- [問題] 本文中の「日本は本音のところ、『コロナ禍前に戻る』と思っている。」という一文を英語に訳しなさい。

成長か分配か ― “格差が拡大している”、だから分配。“日本は「失われた30年の間」成長しなかった、”だから分配ではなく成長。じゃ、どうする。どうしたらいい。答えがない。それが日本の現在。なにが日本の課題なのか。

その縮図をコロナ禍の1年半に見る。


「緊急事態宣言」を発出し解除、また発出し解除の繰り返し。行動制限をはじめとするコロナ対策によって、これまでとは違う「普通」を強いられていると思ってきた。コロナ禍発生後、日本はずっと「我慢する」「辛抱する」1年半だと思ってきた。日本の時計は1年半前から止まっている。いや止めている。コロナ禍だけでなくコロナ禍前も時計を止めてきた日本。しかしその日本の外では、次のステージに向かって、力強く動いている。


1.「コロナ禍前に戻る」と思っている日本


コロナ禍が収束したら、「こんなことをしたい」「あんなことをしたい」と願っている。コロナ禍が通りすぎたら、コロナ禍前に戻ると思っている。変わりたくない日本人の多くは、そう信じこもうとしている。コロナ禍は「非日常」なので、自らを変えることなく、「緊急避難」的に行動している。コロナ禍の最中は我慢しておこう。コロナ禍は耐えていたら、必ずおさまる。コロナ禍が収束したら、コロナ禍前に戻る、そう思おうとしている。


一方、世界はコロナ禍前には戻るとは思っていない。コロナ禍で社会的価値観・生活者の意識は大きく変わっている。変化しつつある価値観に対して、コロナ禍後の社会の姿を想像し、そこに向けて自らを変え、新たなモノ・コト・サービスを創造し、試行錯誤しながら、生活・社会・ビジネスをアップデートしようとしている




日本は本音のところ、「コロナ禍前に戻る」と思っている。

- [データ一覧]

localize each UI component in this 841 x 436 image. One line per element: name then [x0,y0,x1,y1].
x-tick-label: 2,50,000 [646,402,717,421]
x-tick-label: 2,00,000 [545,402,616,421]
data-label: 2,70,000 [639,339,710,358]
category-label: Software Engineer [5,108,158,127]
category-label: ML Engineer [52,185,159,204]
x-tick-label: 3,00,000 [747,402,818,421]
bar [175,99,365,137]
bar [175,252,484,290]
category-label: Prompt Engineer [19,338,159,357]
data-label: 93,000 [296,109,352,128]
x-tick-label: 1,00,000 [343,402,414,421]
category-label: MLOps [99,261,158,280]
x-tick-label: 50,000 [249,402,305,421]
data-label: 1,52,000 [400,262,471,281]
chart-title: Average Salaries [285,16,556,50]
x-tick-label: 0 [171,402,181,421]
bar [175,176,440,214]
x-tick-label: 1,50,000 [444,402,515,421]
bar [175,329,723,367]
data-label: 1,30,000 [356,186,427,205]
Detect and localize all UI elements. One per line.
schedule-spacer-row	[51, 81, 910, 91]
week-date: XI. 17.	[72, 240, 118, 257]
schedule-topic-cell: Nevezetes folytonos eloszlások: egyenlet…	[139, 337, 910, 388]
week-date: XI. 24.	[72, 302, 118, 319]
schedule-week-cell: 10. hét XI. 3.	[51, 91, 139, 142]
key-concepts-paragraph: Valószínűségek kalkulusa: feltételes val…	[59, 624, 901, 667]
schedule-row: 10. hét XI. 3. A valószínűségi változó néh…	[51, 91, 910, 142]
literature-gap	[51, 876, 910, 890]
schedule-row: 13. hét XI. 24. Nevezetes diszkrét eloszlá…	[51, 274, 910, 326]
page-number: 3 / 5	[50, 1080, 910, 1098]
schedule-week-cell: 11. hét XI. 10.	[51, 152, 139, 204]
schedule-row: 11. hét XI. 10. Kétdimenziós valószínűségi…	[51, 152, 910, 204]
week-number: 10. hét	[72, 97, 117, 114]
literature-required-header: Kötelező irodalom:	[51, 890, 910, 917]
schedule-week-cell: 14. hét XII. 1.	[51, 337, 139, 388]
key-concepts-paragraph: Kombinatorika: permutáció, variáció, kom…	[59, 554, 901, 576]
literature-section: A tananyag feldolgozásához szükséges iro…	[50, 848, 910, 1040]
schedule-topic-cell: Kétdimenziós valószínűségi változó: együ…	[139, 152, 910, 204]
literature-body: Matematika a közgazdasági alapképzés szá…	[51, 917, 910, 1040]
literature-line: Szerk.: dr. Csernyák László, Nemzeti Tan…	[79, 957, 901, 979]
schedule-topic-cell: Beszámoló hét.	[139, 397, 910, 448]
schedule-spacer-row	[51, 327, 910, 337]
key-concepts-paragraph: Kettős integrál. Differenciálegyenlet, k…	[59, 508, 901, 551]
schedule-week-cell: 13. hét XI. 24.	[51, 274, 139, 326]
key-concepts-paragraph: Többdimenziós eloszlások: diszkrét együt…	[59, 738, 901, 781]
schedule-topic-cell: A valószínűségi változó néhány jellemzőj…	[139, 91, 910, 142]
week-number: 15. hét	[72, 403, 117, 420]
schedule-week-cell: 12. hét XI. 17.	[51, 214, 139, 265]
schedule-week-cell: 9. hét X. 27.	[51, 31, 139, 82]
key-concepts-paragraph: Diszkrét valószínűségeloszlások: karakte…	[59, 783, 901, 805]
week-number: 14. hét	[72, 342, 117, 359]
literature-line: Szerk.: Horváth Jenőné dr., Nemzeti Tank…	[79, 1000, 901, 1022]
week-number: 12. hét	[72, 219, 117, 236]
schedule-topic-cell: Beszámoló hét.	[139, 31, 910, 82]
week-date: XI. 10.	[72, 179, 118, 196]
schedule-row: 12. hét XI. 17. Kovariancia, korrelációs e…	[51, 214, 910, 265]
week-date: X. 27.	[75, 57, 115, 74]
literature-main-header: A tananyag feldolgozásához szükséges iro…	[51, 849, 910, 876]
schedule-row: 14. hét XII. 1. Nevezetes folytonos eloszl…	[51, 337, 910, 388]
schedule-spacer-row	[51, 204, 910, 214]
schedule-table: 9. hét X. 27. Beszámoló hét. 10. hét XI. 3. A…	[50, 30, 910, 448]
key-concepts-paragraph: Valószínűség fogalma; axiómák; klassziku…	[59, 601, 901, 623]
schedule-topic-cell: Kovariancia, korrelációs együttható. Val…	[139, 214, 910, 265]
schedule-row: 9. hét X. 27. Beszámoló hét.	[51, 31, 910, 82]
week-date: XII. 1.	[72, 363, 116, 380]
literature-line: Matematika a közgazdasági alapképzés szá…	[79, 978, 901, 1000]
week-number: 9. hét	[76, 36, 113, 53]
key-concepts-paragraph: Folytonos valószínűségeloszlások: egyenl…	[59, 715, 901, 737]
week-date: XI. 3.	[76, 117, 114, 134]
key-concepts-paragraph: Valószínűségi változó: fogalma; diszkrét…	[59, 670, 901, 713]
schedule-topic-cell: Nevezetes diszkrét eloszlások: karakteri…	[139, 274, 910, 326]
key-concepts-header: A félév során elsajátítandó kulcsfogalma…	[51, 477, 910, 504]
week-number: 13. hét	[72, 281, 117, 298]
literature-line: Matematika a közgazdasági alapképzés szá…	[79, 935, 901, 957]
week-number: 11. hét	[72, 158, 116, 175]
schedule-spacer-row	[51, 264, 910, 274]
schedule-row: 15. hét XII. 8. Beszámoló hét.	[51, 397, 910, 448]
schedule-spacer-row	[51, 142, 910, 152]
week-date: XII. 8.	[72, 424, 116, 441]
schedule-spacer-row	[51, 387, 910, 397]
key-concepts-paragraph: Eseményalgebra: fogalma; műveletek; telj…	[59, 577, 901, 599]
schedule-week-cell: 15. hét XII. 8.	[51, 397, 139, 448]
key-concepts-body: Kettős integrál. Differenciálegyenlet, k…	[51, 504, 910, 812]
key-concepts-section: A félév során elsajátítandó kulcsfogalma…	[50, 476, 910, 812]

- [解答] Deep down, Japan believes that it will "return to how things were before the COVID-19 pandemic."